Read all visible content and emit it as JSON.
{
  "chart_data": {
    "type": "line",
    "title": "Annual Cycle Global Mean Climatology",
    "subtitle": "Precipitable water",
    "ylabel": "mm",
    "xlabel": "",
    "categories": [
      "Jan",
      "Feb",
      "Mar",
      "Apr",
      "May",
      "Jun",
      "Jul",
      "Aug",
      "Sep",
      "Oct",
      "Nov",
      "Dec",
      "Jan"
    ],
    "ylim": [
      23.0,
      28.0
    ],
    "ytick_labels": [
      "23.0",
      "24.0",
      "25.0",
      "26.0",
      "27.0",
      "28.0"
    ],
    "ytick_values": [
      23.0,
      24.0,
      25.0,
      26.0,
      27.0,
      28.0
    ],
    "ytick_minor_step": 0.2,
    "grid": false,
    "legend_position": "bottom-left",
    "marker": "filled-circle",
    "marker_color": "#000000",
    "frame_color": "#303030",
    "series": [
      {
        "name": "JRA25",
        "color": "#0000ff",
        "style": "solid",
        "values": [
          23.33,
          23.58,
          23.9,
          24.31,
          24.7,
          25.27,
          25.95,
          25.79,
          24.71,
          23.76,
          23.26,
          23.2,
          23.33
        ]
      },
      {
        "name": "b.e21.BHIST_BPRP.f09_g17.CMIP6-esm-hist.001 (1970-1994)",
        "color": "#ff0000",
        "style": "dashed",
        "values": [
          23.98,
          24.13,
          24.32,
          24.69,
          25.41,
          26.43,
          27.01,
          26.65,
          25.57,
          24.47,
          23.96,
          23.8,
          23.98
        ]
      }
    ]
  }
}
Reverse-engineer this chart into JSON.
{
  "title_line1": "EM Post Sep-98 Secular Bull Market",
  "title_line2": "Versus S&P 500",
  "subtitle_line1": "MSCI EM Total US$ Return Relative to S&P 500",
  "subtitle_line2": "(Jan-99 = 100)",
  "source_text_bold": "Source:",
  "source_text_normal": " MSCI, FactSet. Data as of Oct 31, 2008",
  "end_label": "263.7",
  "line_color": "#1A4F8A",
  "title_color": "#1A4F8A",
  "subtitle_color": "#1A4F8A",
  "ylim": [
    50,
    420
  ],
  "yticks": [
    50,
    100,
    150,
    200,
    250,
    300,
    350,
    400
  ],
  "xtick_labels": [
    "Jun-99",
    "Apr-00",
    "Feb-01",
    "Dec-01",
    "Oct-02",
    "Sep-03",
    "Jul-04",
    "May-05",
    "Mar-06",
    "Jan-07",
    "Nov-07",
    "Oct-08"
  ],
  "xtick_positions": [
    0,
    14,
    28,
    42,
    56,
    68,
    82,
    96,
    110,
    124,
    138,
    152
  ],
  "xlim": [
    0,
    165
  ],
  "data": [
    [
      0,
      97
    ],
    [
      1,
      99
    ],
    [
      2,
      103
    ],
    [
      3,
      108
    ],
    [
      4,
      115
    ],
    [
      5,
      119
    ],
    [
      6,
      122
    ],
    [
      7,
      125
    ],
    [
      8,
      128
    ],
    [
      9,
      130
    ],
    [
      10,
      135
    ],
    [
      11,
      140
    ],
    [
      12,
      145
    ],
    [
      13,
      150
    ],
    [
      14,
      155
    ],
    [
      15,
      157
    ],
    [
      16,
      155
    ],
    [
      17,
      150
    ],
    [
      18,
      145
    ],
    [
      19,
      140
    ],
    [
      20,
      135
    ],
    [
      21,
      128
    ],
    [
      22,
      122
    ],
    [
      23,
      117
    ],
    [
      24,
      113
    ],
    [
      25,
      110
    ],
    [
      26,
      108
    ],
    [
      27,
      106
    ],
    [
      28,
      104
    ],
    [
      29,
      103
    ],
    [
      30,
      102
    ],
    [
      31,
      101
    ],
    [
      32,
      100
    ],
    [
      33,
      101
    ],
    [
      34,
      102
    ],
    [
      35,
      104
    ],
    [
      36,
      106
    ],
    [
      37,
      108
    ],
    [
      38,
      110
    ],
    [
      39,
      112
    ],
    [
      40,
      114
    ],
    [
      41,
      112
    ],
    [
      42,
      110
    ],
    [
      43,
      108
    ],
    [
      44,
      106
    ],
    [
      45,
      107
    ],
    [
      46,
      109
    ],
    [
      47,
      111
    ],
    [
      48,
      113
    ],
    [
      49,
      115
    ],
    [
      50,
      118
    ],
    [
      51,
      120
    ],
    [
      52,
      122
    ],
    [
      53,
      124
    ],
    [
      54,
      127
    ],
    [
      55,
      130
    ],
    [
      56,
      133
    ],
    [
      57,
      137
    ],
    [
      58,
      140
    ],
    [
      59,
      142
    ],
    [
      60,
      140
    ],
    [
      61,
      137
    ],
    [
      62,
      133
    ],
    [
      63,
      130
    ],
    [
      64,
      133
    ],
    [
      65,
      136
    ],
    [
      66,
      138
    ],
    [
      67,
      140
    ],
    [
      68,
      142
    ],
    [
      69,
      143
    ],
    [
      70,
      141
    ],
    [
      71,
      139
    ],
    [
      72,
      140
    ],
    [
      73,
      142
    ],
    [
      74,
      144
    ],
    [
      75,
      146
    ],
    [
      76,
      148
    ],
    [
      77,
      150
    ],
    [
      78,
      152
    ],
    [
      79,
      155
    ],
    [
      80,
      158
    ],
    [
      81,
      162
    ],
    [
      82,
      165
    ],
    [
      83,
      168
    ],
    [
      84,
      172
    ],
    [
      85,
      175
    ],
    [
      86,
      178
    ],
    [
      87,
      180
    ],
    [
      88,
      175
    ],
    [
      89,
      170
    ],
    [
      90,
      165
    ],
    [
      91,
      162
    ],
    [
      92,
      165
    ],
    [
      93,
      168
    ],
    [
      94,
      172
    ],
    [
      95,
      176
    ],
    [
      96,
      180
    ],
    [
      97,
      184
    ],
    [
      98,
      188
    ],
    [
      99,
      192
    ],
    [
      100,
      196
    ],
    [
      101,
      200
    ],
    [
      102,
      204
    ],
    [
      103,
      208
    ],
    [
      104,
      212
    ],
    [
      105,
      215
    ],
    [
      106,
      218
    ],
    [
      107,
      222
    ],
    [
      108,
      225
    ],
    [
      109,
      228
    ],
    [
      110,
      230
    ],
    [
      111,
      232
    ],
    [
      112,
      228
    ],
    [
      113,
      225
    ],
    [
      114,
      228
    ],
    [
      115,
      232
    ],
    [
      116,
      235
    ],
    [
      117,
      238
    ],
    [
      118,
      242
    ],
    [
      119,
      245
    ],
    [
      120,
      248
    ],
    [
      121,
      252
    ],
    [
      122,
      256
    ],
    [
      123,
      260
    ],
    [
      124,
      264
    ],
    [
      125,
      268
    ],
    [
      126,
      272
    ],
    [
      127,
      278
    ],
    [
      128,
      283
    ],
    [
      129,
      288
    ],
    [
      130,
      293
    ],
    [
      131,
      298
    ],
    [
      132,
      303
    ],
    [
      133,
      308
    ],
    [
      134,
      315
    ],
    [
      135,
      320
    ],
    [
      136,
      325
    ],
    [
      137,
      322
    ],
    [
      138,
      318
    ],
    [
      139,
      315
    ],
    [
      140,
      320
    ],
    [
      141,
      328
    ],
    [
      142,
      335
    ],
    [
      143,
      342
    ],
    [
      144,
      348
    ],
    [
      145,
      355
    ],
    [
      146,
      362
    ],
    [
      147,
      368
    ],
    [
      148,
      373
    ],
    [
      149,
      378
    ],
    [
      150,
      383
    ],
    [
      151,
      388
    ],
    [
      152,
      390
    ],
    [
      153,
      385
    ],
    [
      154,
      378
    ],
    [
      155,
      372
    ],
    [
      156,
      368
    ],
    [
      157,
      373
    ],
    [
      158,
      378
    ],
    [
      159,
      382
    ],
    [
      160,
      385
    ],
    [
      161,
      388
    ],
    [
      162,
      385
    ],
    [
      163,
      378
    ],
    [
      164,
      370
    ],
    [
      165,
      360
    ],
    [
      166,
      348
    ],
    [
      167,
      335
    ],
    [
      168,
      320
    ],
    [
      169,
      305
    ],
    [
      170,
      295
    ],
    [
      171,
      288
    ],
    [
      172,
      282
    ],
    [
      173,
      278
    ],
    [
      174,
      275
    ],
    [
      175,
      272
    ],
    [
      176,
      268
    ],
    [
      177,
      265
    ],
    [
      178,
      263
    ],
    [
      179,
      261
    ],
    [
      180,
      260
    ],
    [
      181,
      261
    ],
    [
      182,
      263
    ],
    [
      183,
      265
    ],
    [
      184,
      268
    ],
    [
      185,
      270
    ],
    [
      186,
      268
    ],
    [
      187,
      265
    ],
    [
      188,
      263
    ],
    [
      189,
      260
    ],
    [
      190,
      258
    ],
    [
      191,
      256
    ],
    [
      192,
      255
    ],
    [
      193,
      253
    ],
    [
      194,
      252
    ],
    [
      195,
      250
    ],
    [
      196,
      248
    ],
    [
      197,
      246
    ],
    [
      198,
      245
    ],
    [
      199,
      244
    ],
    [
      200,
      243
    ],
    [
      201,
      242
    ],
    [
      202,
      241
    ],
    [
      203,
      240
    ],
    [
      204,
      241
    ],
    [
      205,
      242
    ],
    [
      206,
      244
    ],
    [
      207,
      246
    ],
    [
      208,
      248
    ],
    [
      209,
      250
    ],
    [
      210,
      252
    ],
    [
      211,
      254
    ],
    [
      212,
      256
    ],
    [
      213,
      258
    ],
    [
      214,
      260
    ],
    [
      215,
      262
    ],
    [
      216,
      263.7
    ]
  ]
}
########################################
• TASK DESCRIPTION:
Report each line in the data that holds the word "name".

• RESPONSE:
        "name": "JRA25",
        "name": "b.e21.BHIST_BPRP.f09_g17.CMIP6-esm-hist.001 (1970-1994)",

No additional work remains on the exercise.